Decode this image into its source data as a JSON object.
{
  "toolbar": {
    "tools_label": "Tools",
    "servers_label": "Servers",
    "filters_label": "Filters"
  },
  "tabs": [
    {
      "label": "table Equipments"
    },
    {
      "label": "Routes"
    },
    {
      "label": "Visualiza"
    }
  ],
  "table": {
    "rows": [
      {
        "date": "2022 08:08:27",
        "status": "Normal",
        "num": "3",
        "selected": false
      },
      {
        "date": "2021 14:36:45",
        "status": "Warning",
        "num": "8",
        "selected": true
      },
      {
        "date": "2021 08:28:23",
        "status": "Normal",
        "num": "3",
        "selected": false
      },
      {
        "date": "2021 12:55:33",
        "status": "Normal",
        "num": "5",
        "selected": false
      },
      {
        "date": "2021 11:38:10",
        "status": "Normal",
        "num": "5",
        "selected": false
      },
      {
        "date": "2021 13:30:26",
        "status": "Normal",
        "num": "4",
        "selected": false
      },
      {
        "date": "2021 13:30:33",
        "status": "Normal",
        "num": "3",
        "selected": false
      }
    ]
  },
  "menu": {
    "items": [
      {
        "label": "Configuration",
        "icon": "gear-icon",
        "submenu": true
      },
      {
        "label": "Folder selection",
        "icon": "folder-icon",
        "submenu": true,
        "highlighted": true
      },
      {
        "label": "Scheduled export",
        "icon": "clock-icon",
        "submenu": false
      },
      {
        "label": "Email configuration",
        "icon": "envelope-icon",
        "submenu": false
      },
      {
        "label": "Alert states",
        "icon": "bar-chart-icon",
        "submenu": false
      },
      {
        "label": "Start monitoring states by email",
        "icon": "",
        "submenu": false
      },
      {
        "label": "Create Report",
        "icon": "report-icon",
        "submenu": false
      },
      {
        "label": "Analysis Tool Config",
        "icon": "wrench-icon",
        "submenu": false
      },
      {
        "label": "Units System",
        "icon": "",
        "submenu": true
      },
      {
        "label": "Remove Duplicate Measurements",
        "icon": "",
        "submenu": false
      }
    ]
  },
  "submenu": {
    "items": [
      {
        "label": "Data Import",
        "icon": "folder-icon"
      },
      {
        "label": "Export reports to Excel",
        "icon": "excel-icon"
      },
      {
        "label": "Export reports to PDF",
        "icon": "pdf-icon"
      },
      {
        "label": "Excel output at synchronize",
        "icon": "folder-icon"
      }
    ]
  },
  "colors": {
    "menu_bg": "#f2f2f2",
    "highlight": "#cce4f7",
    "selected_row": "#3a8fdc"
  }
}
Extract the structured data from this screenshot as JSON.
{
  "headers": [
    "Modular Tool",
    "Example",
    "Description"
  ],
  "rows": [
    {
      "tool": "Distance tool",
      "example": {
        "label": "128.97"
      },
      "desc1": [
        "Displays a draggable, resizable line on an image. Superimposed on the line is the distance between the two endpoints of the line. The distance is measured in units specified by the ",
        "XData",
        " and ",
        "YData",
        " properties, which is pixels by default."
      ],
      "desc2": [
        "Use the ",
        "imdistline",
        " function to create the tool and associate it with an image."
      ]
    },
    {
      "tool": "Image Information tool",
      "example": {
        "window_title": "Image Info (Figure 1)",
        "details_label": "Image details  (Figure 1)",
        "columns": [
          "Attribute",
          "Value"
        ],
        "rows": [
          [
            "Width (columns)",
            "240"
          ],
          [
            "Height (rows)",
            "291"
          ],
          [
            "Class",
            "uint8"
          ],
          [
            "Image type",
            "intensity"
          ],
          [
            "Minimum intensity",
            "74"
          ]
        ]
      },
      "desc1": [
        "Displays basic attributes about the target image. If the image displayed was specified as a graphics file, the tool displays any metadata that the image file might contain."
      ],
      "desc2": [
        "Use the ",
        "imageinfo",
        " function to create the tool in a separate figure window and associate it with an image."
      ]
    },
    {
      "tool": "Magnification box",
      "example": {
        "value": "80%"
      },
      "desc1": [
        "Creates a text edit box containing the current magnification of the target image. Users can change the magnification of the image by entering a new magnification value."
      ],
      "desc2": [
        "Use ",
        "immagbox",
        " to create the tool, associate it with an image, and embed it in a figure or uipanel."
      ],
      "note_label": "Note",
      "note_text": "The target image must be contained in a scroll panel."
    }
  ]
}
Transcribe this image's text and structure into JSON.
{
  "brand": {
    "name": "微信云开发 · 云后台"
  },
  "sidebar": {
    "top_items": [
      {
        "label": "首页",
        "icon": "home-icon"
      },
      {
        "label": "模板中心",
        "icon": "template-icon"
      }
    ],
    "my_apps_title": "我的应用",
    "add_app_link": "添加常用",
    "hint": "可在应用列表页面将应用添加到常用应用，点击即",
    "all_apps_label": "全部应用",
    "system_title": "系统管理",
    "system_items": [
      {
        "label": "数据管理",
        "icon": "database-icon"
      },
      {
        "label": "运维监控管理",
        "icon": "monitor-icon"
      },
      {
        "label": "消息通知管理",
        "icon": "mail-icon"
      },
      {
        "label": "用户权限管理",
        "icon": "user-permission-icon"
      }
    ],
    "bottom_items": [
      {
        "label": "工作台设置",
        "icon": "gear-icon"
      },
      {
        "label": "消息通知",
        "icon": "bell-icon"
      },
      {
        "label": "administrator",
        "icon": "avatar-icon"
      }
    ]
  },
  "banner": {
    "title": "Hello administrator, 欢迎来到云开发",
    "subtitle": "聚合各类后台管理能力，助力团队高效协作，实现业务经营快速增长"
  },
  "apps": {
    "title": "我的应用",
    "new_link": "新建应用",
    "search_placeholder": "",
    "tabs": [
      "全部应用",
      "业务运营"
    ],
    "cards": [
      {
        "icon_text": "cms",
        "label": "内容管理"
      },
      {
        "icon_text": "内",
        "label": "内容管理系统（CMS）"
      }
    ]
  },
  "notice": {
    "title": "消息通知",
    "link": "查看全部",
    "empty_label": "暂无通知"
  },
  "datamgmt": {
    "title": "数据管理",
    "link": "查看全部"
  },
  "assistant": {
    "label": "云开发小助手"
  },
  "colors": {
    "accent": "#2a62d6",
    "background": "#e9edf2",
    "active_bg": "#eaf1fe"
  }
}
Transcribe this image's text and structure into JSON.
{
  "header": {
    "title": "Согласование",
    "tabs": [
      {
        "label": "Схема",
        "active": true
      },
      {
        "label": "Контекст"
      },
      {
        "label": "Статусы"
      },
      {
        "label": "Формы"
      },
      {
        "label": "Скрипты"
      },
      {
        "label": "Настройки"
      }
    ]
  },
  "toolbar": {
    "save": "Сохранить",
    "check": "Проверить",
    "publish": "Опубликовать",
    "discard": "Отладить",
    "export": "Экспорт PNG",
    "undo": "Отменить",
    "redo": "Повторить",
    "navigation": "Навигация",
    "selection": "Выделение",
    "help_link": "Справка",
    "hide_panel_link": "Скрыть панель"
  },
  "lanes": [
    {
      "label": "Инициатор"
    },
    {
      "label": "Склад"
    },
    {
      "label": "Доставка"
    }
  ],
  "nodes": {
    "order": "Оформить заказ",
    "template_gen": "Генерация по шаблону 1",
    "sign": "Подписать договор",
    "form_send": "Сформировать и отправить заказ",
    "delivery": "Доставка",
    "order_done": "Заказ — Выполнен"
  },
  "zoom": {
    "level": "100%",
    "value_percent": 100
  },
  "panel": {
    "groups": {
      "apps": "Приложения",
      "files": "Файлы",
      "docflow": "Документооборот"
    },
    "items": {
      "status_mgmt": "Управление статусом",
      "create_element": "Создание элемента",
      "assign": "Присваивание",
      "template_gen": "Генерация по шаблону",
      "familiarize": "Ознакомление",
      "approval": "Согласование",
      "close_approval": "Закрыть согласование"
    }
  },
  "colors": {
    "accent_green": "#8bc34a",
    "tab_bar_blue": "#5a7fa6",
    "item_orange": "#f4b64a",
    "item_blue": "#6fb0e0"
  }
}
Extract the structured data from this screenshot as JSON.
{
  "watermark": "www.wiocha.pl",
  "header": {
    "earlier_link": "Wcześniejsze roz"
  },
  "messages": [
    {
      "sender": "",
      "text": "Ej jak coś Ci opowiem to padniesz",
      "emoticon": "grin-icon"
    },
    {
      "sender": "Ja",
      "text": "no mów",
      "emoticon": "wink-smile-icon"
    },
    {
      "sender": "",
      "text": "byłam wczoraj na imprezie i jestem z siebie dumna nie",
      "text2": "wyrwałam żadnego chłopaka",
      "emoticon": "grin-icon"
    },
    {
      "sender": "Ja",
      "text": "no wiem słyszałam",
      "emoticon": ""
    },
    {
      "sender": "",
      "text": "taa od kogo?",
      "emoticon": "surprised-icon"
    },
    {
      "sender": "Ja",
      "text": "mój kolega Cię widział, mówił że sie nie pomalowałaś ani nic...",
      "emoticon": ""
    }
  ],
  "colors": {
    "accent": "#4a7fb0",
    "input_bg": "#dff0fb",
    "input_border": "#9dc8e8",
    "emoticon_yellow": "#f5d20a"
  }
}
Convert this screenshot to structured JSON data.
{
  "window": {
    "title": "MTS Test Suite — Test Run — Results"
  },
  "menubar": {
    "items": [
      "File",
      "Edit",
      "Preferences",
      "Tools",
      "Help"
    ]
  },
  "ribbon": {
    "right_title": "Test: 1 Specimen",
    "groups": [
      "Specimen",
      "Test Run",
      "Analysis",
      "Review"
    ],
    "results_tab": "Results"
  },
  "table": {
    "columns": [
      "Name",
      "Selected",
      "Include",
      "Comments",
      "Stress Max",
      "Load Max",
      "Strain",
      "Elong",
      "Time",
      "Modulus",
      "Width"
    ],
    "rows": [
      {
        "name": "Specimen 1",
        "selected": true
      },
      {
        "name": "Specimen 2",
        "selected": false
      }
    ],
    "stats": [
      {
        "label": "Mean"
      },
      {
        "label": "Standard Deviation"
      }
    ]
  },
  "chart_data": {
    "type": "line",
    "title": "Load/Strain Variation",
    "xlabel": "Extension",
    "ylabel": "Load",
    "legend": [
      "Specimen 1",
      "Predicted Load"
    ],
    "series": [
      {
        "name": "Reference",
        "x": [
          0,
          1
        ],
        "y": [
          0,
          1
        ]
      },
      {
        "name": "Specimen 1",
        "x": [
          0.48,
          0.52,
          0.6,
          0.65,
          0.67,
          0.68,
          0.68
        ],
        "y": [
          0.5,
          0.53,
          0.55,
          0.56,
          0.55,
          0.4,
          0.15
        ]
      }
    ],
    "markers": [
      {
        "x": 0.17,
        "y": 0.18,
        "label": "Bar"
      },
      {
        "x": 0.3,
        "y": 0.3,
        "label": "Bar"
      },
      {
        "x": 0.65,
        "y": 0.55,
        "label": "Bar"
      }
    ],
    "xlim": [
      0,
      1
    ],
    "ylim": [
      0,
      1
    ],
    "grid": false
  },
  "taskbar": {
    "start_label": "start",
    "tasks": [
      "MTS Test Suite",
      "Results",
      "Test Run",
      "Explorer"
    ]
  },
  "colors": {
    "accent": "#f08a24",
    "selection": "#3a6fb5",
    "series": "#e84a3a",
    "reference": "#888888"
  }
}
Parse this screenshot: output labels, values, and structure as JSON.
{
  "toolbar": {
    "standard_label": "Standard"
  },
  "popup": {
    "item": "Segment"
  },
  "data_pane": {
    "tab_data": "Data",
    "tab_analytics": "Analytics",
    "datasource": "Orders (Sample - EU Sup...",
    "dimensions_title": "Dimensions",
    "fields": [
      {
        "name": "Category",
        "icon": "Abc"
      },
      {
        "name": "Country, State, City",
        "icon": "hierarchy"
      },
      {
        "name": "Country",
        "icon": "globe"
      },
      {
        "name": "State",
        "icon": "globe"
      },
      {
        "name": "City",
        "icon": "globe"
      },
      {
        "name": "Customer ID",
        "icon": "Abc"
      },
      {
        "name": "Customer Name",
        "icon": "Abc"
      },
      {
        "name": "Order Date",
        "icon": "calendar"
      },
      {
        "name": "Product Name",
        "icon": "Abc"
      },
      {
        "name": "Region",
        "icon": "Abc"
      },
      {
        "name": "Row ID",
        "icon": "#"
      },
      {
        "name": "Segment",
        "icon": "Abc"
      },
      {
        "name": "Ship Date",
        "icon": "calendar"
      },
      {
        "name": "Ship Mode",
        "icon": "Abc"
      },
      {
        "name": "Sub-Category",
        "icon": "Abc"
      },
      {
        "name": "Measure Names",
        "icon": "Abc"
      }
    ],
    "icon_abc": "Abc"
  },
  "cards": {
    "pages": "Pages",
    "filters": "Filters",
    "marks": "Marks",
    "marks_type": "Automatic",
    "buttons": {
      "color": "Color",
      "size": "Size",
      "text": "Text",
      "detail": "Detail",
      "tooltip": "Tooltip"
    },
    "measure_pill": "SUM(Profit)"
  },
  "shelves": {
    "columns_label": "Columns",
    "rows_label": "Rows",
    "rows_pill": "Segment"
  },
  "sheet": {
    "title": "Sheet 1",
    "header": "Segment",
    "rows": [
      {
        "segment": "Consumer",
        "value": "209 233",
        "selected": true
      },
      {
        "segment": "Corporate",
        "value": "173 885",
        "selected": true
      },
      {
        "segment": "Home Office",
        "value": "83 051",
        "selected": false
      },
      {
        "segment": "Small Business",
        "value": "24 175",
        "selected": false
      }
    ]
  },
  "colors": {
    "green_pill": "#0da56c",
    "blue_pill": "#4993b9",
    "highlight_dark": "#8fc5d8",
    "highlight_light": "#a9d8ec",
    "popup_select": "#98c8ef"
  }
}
☆ ☆ ☆ ☆
• [GIVEN REQUEST]: Exactly how many lines of the listing above contain the string "Customer"? Give no more than the number.

• [EXERCISE SOLUTION]: 2